GIVEN TASK »
Narrow the data below down to the lines containing "Airflow".

INFORMATION GIVEN »
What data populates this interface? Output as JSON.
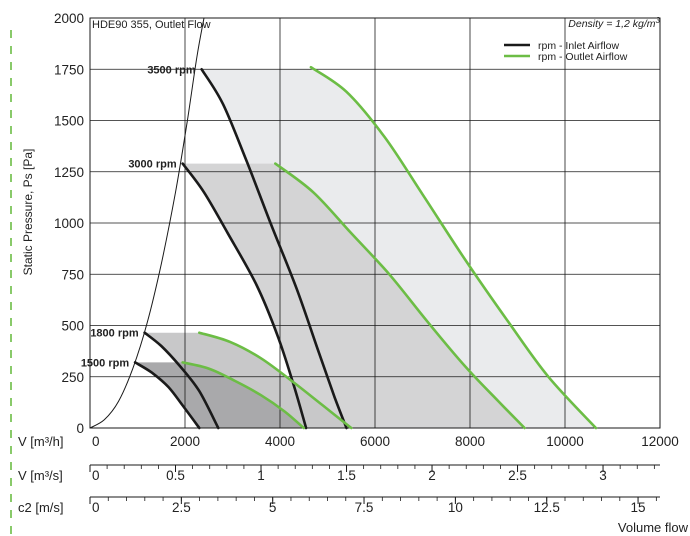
{
  "chart_data": {
    "type": "line",
    "title": "HDE90 355, Outlet Flow",
    "density": {
      "prefix": "Density = 1,2 kg/m",
      "sup": "3"
    },
    "ylabel": "Static Pressure, Ps [Pa]",
    "xlabel": "Volume flow",
    "ylim": [
      0,
      2000
    ],
    "xlim": [
      0,
      12000
    ],
    "grid": true,
    "legend": {
      "placement": "top-right",
      "entries": [
        {
          "label": "rpm -  Inlet Airflow",
          "color": "#1a1a1a"
        },
        {
          "label": "rpm -  Outlet Airflow",
          "color": "#6cbd45"
        }
      ]
    },
    "y_ticks": [
      0,
      250,
      500,
      750,
      1000,
      1250,
      1500,
      1750,
      2000
    ],
    "x_axes": [
      {
        "unit": "V [m³/h]",
        "min": 0,
        "max": 12000,
        "ticks": [
          "0",
          "2000",
          "4000",
          "6000",
          "8000",
          "10000",
          "12000"
        ]
      },
      {
        "unit": "V [m³/s]",
        "min": 0,
        "max": 3.333,
        "ticks": [
          "0",
          "0.5",
          "1",
          "1.5",
          "2",
          "2.5",
          "3"
        ]
      },
      {
        "unit": "c2 [m/s]",
        "min": 0,
        "max": 15.6,
        "ticks": [
          "0",
          "2.5",
          "5",
          "7.5",
          "10",
          "12.5",
          "15"
        ]
      }
    ],
    "system_curve": [
      [
        0,
        0
      ],
      [
        300,
        40
      ],
      [
        600,
        130
      ],
      [
        900,
        290
      ],
      [
        1200,
        510
      ],
      [
        1500,
        800
      ],
      [
        1800,
        1150
      ],
      [
        2050,
        1500
      ],
      [
        2250,
        1810
      ],
      [
        2400,
        2000
      ]
    ],
    "series": [
      {
        "rpm_label": "3500 rpm",
        "shade": "#eaebed",
        "inlet": [
          [
            2350,
            1750
          ],
          [
            2800,
            1580
          ],
          [
            3300,
            1300
          ],
          [
            3800,
            1000
          ],
          [
            4350,
            680
          ],
          [
            4800,
            380
          ],
          [
            5150,
            150
          ],
          [
            5400,
            0
          ]
        ],
        "outlet": [
          [
            4650,
            1760
          ],
          [
            5400,
            1640
          ],
          [
            6200,
            1420
          ],
          [
            7000,
            1140
          ],
          [
            7900,
            820
          ],
          [
            8800,
            520
          ],
          [
            9650,
            250
          ],
          [
            10650,
            0
          ]
        ]
      },
      {
        "rpm_label": "3000 rpm",
        "shade": "#d4d4d5",
        "inlet": [
          [
            1950,
            1290
          ],
          [
            2400,
            1150
          ],
          [
            2900,
            950
          ],
          [
            3500,
            700
          ],
          [
            3950,
            450
          ],
          [
            4300,
            200
          ],
          [
            4550,
            0
          ]
        ],
        "outlet": [
          [
            3900,
            1290
          ],
          [
            4700,
            1150
          ],
          [
            5500,
            950
          ],
          [
            6300,
            750
          ],
          [
            7100,
            520
          ],
          [
            7900,
            300
          ],
          [
            8600,
            130
          ],
          [
            9150,
            0
          ]
        ]
      },
      {
        "rpm_label": "1800 rpm",
        "shade": "#c8c8c9",
        "inlet": [
          [
            1150,
            465
          ],
          [
            1500,
            400
          ],
          [
            1900,
            300
          ],
          [
            2300,
            180
          ],
          [
            2700,
            0
          ]
        ],
        "outlet": [
          [
            2300,
            465
          ],
          [
            2950,
            420
          ],
          [
            3600,
            340
          ],
          [
            4300,
            220
          ],
          [
            4900,
            110
          ],
          [
            5500,
            0
          ]
        ]
      },
      {
        "rpm_label": "1500 rpm",
        "shade": "#a9a9ab",
        "inlet": [
          [
            950,
            320
          ],
          [
            1300,
            270
          ],
          [
            1650,
            200
          ],
          [
            1950,
            110
          ],
          [
            2300,
            0
          ]
        ],
        "outlet": [
          [
            1950,
            320
          ],
          [
            2500,
            290
          ],
          [
            3050,
            230
          ],
          [
            3600,
            160
          ],
          [
            4100,
            80
          ],
          [
            4500,
            0
          ]
        ]
      }
    ]
  }
}
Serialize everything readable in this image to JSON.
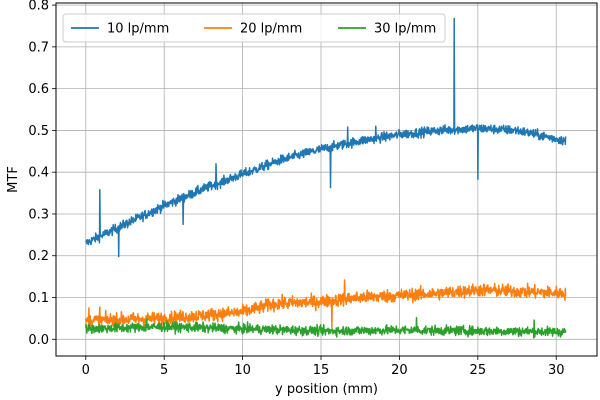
{
  "chart_data": {
    "type": "line",
    "xlabel": "y position (mm)",
    "ylabel": "MTF",
    "xlim": [
      -1.9,
      32.6
    ],
    "ylim": [
      -0.04,
      0.805
    ],
    "xticks": [
      "0",
      "5",
      "10",
      "15",
      "20",
      "25",
      "30"
    ],
    "yticks": [
      "0.0",
      "0.1",
      "0.2",
      "0.3",
      "0.4",
      "0.5",
      "0.6",
      "0.7",
      "0.8"
    ],
    "grid": true,
    "legend_position": "top-left",
    "x_range": [
      0,
      30.6
    ],
    "series": [
      {
        "name": "10 lp/mm",
        "color": "#1f77b4",
        "noise": 0.008,
        "trend": [
          [
            0,
            0.23
          ],
          [
            2.5,
            0.275
          ],
          [
            5,
            0.32
          ],
          [
            7.5,
            0.36
          ],
          [
            10,
            0.395
          ],
          [
            12.5,
            0.43
          ],
          [
            15,
            0.455
          ],
          [
            17.5,
            0.475
          ],
          [
            20,
            0.49
          ],
          [
            22.5,
            0.5
          ],
          [
            25,
            0.505
          ],
          [
            27.5,
            0.5
          ],
          [
            30.6,
            0.475
          ]
        ],
        "spikes": [
          [
            0.9,
            0.358
          ],
          [
            2.1,
            0.198
          ],
          [
            6.2,
            0.275
          ],
          [
            8.3,
            0.42
          ],
          [
            9.6,
            0.385
          ],
          [
            15.6,
            0.363
          ],
          [
            16.7,
            0.508
          ],
          [
            18.5,
            0.51
          ],
          [
            23.5,
            0.768
          ],
          [
            25.0,
            0.383
          ]
        ]
      },
      {
        "name": "20 lp/mm",
        "color": "#ff7f0e",
        "noise": 0.011,
        "trend": [
          [
            0,
            0.045
          ],
          [
            5,
            0.05
          ],
          [
            10,
            0.065
          ],
          [
            12,
            0.085
          ],
          [
            15,
            0.09
          ],
          [
            17.5,
            0.1
          ],
          [
            20,
            0.105
          ],
          [
            22.5,
            0.11
          ],
          [
            25,
            0.118
          ],
          [
            27.5,
            0.115
          ],
          [
            30.6,
            0.11
          ]
        ],
        "spikes": [
          [
            0.2,
            0.075
          ],
          [
            0.9,
            0.077
          ],
          [
            15.7,
            0.028
          ],
          [
            16.5,
            0.142
          ]
        ]
      },
      {
        "name": "30 lp/mm",
        "color": "#2ca02c",
        "noise": 0.008,
        "trend": [
          [
            0,
            0.025
          ],
          [
            5,
            0.03
          ],
          [
            10,
            0.025
          ],
          [
            15,
            0.02
          ],
          [
            20,
            0.022
          ],
          [
            25,
            0.02
          ],
          [
            30.6,
            0.018
          ]
        ],
        "spikes": [
          [
            3.9,
            0.048
          ],
          [
            21.1,
            0.052
          ],
          [
            28.6,
            0.046
          ]
        ]
      }
    ]
  }
}
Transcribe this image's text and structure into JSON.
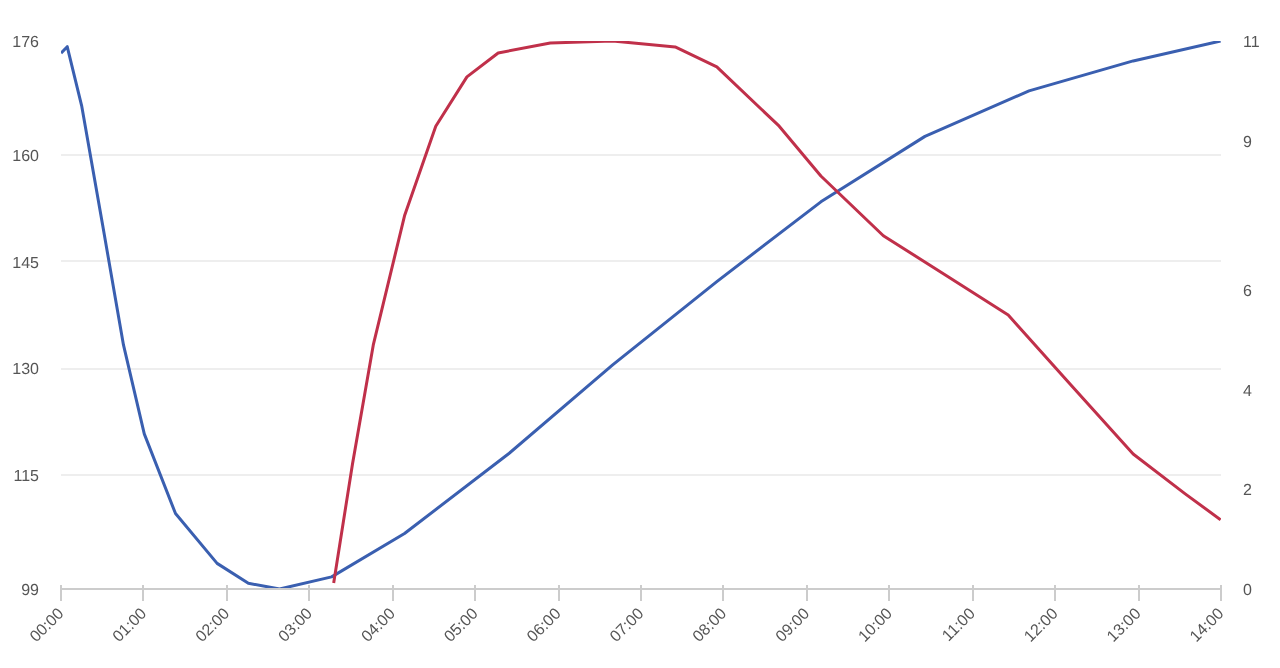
{
  "chart_data": {
    "type": "line",
    "xlim": [
      0,
      14
    ],
    "xticks": [
      {
        "value": 0,
        "label": "00:00"
      },
      {
        "value": 1,
        "label": "01:00"
      },
      {
        "value": 2,
        "label": "02:00"
      },
      {
        "value": 3,
        "label": "03:00"
      },
      {
        "value": 4,
        "label": "04:00"
      },
      {
        "value": 5,
        "label": "05:00"
      },
      {
        "value": 6,
        "label": "06:00"
      },
      {
        "value": 7,
        "label": "07:00"
      },
      {
        "value": 8,
        "label": "08:00"
      },
      {
        "value": 9,
        "label": "09:00"
      },
      {
        "value": 10,
        "label": "10:00"
      },
      {
        "value": 11,
        "label": "11:00"
      },
      {
        "value": 12,
        "label": "12:00"
      },
      {
        "value": 13,
        "label": "13:00"
      },
      {
        "value": 14,
        "label": "14:00"
      }
    ],
    "ylim": [
      99,
      176
    ],
    "yticks": [
      99,
      115,
      130,
      145,
      160,
      176
    ],
    "y2lim": [
      0,
      11
    ],
    "y2ticks": [
      0,
      2,
      4,
      6,
      9,
      11
    ],
    "grid": "y",
    "line_style": "solid",
    "series": [
      {
        "color": "#3a5fb0",
        "x": [
          0,
          0.075,
          0.251,
          0.503,
          0.754,
          1.005,
          1.382,
          1.884,
          2.261,
          2.638,
          3.266,
          4.146,
          5.402,
          6.658,
          7.915,
          9.171,
          10.427,
          11.683,
          12.94,
          13.995
        ],
        "values": [
          174.3,
          175.2,
          166.8,
          150.1,
          133.3,
          120.8,
          109.6,
          102.6,
          99.8,
          99.0,
          100.7,
          106.8,
          118.0,
          130.5,
          142.2,
          153.4,
          162.6,
          169.0,
          173.2,
          176.0
        ]
      },
      {
        "color": "#c0304a",
        "axis": "y2",
        "x": [
          3.291,
          3.518,
          3.769,
          4.146,
          4.523,
          4.899,
          5.276,
          5.905,
          6.658,
          7.412,
          7.915,
          8.668,
          9.171,
          9.925,
          10.678,
          11.432,
          12.186,
          12.94,
          13.568,
          13.995
        ],
        "values": [
          0.12,
          2.51,
          4.9,
          7.49,
          9.29,
          10.28,
          10.76,
          10.96,
          11.0,
          10.88,
          10.48,
          9.29,
          8.29,
          7.09,
          6.3,
          5.5,
          4.1,
          2.71,
          1.91,
          1.39
        ]
      }
    ]
  }
}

RIGHT ANSWER »
          "label": "rpm -  Inlet Airflow",
          "label": "rpm -  Outlet Airflow",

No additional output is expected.